Stored data:
++++++++
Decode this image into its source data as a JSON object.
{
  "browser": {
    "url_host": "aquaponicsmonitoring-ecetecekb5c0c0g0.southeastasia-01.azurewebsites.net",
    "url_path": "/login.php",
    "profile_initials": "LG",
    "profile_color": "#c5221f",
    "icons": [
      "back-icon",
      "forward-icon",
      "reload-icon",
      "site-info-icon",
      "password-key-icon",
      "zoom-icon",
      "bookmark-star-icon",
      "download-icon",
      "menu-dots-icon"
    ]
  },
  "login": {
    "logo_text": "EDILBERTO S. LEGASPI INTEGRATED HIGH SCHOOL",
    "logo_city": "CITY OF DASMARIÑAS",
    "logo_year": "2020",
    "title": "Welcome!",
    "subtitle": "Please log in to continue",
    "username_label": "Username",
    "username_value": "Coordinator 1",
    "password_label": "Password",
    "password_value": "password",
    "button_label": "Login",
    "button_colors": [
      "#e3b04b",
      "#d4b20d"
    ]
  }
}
++++++++
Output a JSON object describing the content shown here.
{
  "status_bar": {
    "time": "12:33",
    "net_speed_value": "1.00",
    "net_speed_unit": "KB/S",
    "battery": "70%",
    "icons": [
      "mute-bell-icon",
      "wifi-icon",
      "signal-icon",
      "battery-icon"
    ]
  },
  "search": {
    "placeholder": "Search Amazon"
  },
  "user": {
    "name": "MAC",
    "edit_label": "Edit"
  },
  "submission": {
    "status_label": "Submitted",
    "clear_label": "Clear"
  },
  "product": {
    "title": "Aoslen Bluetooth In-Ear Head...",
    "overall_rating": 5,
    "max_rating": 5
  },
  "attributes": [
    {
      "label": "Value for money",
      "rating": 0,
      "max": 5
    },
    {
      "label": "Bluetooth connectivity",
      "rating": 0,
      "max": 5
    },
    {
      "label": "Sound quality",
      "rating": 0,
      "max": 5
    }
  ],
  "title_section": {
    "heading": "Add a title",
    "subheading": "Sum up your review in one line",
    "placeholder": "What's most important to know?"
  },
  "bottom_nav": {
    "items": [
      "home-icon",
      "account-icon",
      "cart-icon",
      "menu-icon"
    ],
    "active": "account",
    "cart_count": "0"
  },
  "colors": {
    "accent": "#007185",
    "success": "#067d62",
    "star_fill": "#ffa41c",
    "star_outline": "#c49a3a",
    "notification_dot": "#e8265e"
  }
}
++++++++
Reproduce every line from the entries that holds the word "object".

Decode this image into its source data as a JSON object.
Output a JSON object describing the content shown here.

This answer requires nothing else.